Short problem | Reproduce each line exactly, including spacing and punctuation.

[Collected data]
────────────────────

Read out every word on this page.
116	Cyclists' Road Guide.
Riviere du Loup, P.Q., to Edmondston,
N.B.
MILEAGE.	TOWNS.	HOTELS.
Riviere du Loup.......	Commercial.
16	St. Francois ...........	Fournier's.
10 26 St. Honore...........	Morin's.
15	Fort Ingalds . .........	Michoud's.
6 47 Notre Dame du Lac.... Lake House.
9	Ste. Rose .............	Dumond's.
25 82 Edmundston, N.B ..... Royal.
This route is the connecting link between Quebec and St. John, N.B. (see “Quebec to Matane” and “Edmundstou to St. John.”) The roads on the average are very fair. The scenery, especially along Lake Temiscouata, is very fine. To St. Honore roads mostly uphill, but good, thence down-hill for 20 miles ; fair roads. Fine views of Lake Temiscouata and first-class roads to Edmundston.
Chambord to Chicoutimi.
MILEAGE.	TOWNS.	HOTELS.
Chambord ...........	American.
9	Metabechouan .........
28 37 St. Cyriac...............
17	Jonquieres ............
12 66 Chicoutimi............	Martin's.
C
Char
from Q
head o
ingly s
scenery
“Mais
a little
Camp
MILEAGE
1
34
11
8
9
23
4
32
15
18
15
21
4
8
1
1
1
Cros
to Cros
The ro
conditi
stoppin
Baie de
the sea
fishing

────────────────────

Correct output |
Read out every word on this page.
116	Cyclists' Road Guide.
Riviere du Loup, P.Q., to Edmondston,
N.B.
MILEAGE.	TOWNS.	HOTELS.
Riviere du Loup.......	Commercial.
16	St. Francois ...........	Fournier's.
10 26 St. Honore...........	Morin's.
15	Fort Ingalds . .........	Michoud's.
6 47 Notre Dame du Lac.... Lake House.
9	Ste. Rose .............	Dumond's.
25 82 Edmundston, N.B ..... Royal.
This route is the connecting link between Quebec and St. John, N.B. (see “Quebec to Matane” and “Edmundstou to St. John.”) The roads on the average are very fair. The scenery, especially along Lake Temiscouata, is very fine. To St. Honore roads mostly uphill, but good, thence down-hill for 20 miles ; fair roads. Fine views of Lake Temiscouata and first-class roads to Edmundston.
Chambord to Chicoutimi.
MILEAGE.	TOWNS.	HOTELS.
Chambord ...........	American.
9	Metabechouan .........
28 37 St. Cyriac...............
17	Jonquieres ............
12 66 Chicoutimi............	Martin's.
C
Char
from Q
head o
ingly s
scenery
“Mais
a little
Camp
MILEAGE
1
34
11
8
9
23
4
32
15
18
15
21
4
8
1
1
1
Cros
to Cros
The ro
conditi
stoppin
Baie de
the sea
fishing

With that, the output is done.